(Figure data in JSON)
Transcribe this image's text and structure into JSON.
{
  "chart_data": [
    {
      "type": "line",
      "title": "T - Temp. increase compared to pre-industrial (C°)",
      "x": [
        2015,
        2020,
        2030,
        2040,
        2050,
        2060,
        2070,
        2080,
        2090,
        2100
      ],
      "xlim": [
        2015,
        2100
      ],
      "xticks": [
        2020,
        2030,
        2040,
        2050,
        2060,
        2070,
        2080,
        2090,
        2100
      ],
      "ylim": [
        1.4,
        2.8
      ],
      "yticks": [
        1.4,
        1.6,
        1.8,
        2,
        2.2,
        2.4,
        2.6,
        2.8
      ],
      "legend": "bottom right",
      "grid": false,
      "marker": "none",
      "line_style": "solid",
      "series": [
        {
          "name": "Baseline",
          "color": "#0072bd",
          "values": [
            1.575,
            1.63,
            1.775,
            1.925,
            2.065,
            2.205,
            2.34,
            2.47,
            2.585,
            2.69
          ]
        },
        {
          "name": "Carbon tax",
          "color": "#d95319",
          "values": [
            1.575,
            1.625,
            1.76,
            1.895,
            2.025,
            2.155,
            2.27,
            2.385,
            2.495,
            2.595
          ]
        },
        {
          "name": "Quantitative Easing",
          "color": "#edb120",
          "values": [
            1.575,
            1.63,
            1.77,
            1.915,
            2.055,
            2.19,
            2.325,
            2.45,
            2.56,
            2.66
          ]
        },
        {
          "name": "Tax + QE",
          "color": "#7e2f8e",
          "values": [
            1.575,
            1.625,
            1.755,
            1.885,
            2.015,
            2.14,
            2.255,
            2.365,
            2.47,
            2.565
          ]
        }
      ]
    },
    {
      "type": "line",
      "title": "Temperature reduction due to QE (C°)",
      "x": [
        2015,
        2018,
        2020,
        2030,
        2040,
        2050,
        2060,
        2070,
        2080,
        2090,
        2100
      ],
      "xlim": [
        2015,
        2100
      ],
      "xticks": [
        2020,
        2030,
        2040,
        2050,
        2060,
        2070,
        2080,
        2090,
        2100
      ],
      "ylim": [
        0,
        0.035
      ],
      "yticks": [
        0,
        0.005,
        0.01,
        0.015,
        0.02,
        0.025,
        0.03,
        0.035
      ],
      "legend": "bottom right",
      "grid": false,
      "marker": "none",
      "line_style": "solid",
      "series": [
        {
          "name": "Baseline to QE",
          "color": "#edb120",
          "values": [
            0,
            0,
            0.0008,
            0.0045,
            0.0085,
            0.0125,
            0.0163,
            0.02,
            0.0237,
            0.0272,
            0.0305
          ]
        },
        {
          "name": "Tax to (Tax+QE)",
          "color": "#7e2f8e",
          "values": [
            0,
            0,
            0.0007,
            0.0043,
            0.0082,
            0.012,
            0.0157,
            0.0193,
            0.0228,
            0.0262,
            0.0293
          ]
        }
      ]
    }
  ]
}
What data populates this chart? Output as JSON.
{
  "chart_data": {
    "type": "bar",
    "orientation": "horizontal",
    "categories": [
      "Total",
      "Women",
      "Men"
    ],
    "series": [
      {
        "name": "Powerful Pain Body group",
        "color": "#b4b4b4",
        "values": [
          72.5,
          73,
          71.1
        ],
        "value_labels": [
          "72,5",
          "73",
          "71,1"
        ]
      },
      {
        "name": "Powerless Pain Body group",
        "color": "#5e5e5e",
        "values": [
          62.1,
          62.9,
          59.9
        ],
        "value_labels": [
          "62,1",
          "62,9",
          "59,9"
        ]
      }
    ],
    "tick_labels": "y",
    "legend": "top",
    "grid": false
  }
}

* [Problem to work on]:
Please output the entries above, every line exactly as it reads.

* [The answer]:
Transcribe this image's text and structure into JSON.
{
  "chart_data": [
    {
      "type": "line",
      "title": "T - Temp. increase compared to pre-industrial (C°)",
      "x": [
        2015,
        2020,
        2030,
        2040,
        2050,
        2060,
        2070,
        2080,
        2090,
        2100
      ],
      "xlim": [
        2015,
        2100
      ],
      "xticks": [
        2020,
        2030,
        2040,
        2050,
        2060,
        2070,
        2080,
        2090,
        2100
      ],
      "ylim": [
        1.4,
        2.8
      ],
      "yticks": [
        1.4,
        1.6,
        1.8,
        2,
        2.2,
        2.4,
        2.6,
        2.8
      ],
      "legend": "bottom right",
      "grid": false,
      "marker": "none",
      "line_style": "solid",
      "series": [
        {
          "name": "Baseline",
          "color": "#0072bd",
          "values": [
            1.575,
            1.63,
            1.775,
            1.925,
            2.065,
            2.205,
            2.34,
            2.47,
            2.585,
            2.69
          ]
        },
        {
          "name": "Carbon tax",
          "color": "#d95319",
          "values": [
            1.575,
            1.625,
            1.76,
            1.895,
            2.025,
            2.155,
            2.27,
            2.385,
            2.495,
            2.595
          ]
        },
        {
          "name": "Quantitative Easing",
          "color": "#edb120",
          "values": [
            1.575,
            1.63,
            1.77,
            1.915,
            2.055,
            2.19,
            2.325,
            2.45,
            2.56,
            2.66
          ]
        },
        {
          "name": "Tax + QE",
          "color": "#7e2f8e",
          "values": [
            1.575,
            1.625,
            1.755,
            1.885,
            2.015,
            2.14,
            2.255,
            2.365,
            2.47,
            2.565
          ]
        }
      ]
    },
    {
      "type": "line",
      "title": "Temperature reduction due to QE (C°)",
      "x": [
        2015,
        2018,
        2020,
        2030,
        2040,
        2050,
        2060,
        2070,
        2080,
        2090,
        2100
      ],
      "xlim": [
        2015,
        2100
      ],
      "xticks": [
        2020,
        2030,
        2040,
        2050,
        2060,
        2070,
        2080,
        2090,
        2100
      ],
      "ylim": [
        0,
        0.035
      ],
      "yticks": [
        0,
        0.005,
        0.01,
        0.015,
        0.02,
        0.025,
        0.03,
        0.035
      ],
      "legend": "bottom right",
      "grid": false,
      "marker": "none",
      "line_style": "solid",
      "series": [
        {
          "name": "Baseline to QE",
          "color": "#edb120",
          "values": [
            0,
            0,
            0.0008,
            0.0045,
            0.0085,
            0.0125,
            0.0163,
            0.02,
            0.0237,
            0.0272,
            0.0305
          ]
        },
        {
          "name": "Tax to (Tax+QE)",
          "color": "#7e2f8e",
          "values": [
            0,
            0,
            0.0007,
            0.0043,
            0.0082,
            0.012,
            0.0157,
            0.0193,
            0.0228,
            0.0262,
            0.0293
          ]
        }
      ]
    }
  ]
}
What data populates this chart? Output as JSON.
{
  "chart_data": {
    "type": "bar",
    "orientation": "horizontal",
    "categories": [
      "Total",
      "Women",
      "Men"
    ],
    "series": [
      {
        "name": "Powerful Pain Body group",
        "color": "#b4b4b4",
        "values": [
          72.5,
          73,
          71.1
        ],
        "value_labels": [
          "72,5",
          "73",
          "71,1"
        ]
      },
      {
        "name": "Powerless Pain Body group",
        "color": "#5e5e5e",
        "values": [
          62.1,
          62.9,
          59.9
        ],
        "value_labels": [
          "62,1",
          "62,9",
          "59,9"
        ]
      }
    ],
    "tick_labels": "y",
    "legend": "top",
    "grid": false
  }
}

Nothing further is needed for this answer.